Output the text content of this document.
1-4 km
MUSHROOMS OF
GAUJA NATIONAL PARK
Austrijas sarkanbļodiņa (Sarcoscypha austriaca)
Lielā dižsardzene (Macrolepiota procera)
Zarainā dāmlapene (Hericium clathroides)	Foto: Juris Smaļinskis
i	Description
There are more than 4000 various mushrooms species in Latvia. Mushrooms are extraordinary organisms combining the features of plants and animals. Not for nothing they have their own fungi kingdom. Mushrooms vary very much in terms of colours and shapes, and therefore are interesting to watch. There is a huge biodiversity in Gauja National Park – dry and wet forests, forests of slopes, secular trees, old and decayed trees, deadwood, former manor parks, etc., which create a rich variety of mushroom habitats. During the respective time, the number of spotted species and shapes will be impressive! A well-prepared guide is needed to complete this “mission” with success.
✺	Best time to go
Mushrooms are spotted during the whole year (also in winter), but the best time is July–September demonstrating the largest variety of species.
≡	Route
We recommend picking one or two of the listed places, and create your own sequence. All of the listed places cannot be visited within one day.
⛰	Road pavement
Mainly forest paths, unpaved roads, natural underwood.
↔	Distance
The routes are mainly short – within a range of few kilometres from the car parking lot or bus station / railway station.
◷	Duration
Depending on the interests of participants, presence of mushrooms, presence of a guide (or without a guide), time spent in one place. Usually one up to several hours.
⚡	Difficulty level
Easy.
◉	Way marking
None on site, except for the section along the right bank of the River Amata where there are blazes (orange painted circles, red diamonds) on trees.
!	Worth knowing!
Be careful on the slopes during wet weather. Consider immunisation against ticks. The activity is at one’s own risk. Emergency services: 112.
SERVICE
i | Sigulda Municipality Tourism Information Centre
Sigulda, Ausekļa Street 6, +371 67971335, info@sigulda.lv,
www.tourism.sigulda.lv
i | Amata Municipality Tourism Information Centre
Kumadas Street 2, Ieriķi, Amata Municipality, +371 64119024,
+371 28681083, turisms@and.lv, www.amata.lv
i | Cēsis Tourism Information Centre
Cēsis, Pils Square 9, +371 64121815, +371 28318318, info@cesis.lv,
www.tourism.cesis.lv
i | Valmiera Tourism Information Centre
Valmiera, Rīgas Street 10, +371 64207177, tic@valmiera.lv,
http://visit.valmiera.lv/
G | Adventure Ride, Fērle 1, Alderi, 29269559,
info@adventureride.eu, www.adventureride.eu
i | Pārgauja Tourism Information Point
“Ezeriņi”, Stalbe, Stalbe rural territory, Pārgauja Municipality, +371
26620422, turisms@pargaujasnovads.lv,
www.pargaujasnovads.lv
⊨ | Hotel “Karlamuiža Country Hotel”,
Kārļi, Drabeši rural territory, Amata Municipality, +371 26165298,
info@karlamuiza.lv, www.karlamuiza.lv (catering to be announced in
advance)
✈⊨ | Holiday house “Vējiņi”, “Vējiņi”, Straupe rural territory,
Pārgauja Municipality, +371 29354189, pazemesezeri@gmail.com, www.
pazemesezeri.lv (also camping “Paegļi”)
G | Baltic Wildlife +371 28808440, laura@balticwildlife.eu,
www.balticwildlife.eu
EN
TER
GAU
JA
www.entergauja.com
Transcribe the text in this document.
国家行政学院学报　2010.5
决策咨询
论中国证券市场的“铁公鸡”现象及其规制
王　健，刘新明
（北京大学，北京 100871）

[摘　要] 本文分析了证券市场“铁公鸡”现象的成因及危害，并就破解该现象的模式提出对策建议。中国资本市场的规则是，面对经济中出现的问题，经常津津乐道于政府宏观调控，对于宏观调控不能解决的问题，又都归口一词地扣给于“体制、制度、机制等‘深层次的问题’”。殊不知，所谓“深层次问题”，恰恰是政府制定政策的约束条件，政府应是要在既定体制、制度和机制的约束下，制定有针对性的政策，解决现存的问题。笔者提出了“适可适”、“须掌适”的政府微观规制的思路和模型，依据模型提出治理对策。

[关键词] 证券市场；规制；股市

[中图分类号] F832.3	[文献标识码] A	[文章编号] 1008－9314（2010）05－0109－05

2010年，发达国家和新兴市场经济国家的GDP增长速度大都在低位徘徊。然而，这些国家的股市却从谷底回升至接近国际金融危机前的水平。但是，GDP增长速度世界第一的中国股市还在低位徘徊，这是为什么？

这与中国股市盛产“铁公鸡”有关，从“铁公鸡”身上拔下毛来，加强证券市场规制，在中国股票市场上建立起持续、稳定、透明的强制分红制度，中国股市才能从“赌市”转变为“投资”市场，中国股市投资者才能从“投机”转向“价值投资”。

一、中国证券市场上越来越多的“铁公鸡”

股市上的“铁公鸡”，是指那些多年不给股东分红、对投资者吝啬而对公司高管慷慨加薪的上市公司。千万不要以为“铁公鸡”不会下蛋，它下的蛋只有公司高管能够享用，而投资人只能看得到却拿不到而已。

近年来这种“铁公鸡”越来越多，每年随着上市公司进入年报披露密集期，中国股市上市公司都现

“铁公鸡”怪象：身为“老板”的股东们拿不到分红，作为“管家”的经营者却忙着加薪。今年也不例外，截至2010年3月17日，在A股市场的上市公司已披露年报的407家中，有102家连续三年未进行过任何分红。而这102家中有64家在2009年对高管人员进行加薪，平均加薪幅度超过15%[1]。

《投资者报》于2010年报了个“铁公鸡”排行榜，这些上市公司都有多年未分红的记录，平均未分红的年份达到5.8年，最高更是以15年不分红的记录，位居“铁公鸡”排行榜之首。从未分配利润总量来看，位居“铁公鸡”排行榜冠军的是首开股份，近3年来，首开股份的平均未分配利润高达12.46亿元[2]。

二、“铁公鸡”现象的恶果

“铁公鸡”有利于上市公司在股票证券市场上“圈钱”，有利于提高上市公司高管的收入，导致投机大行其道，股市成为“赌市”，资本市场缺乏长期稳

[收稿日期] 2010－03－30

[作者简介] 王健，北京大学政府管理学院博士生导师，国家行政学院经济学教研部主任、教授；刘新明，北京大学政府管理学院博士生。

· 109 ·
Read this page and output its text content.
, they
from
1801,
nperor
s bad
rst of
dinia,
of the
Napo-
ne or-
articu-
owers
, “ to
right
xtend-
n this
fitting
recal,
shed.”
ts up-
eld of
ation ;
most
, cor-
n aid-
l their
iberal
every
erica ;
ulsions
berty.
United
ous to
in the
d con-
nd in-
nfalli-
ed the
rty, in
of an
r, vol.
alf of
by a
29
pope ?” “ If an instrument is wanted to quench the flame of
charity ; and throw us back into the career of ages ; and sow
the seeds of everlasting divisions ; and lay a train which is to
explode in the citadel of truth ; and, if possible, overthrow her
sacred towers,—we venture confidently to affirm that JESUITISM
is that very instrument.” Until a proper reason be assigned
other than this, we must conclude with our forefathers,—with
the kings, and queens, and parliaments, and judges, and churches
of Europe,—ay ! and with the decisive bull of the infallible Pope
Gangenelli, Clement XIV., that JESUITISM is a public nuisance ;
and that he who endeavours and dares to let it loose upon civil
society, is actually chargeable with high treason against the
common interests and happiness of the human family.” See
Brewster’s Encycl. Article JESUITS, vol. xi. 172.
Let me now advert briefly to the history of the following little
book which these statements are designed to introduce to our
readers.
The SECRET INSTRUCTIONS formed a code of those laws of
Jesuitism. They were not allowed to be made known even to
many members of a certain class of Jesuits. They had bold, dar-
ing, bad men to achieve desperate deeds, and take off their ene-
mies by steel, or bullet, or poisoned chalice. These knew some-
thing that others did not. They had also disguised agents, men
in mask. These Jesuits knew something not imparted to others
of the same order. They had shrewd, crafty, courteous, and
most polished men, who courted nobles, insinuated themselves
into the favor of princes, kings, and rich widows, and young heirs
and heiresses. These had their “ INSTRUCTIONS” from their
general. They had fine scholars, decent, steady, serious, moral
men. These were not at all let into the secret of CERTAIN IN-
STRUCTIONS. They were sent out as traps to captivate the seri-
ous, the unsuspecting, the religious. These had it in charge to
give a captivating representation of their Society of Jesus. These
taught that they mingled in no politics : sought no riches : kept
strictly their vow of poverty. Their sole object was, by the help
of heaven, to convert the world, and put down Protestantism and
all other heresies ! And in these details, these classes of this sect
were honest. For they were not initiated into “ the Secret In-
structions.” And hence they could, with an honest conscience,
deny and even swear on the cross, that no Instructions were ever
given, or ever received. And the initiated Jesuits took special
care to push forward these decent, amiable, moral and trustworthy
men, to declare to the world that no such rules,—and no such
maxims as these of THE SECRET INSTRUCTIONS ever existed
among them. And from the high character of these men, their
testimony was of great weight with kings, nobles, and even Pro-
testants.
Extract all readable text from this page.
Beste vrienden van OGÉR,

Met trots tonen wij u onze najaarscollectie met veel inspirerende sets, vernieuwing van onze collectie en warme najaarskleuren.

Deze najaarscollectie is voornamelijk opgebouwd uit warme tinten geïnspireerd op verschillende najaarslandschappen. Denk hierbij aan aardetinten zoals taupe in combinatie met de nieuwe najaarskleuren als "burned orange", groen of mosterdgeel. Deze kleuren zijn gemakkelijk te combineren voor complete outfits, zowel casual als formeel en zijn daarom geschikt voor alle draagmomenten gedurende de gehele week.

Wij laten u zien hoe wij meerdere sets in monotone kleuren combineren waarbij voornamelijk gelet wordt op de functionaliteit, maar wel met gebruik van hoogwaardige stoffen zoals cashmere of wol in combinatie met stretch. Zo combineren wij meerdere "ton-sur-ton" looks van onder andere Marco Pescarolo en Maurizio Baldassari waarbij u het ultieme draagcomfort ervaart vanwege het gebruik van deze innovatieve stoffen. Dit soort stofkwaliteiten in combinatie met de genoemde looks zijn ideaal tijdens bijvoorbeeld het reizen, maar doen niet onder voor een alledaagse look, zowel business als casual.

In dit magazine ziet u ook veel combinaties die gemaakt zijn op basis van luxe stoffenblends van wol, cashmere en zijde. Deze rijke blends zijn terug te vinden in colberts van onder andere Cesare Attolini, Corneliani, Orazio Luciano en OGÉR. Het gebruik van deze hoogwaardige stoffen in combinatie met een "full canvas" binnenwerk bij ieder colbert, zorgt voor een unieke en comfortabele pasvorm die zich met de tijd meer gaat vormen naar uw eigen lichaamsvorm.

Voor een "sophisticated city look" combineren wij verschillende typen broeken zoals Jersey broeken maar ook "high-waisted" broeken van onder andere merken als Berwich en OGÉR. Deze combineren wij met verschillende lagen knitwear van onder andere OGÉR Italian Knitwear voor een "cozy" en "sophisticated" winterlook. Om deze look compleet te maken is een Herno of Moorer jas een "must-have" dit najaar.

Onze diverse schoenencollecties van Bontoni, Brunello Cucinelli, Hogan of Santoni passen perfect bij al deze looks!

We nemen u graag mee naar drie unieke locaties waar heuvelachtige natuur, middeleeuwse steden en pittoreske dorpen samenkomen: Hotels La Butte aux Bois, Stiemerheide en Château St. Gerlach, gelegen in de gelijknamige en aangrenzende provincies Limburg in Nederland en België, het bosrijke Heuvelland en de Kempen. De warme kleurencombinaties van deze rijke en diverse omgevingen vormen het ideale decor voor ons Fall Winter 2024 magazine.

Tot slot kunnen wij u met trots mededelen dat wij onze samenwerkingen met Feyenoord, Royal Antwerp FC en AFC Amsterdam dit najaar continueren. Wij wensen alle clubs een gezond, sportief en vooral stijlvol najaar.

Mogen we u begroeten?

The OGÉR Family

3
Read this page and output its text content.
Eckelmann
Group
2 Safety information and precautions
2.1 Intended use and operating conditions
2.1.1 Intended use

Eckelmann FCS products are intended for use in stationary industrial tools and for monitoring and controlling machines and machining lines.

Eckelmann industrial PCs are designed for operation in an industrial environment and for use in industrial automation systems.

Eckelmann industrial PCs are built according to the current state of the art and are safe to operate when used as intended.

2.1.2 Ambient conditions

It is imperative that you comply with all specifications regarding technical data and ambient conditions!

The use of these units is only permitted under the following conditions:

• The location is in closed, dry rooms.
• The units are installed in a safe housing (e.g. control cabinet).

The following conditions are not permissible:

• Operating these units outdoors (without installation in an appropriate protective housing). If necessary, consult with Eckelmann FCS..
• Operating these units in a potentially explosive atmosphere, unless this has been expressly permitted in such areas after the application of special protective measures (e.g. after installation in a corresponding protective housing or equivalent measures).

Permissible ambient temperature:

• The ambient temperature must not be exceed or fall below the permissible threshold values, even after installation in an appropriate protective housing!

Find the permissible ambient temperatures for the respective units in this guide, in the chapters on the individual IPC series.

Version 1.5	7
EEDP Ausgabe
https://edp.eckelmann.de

※ ※ ※

* DIRECTIONS: Select and copy each line from the data that includes the word "special".

* FULL OUTPUT:
given, or ever received. And the initiated Jesuits took special
• Operating these units in a potentially explosive atmosphere, unless this has been expressly permitted in such areas after the application of special protective measures (e.g. after installation in a corresponding protective housing or equivalent measures).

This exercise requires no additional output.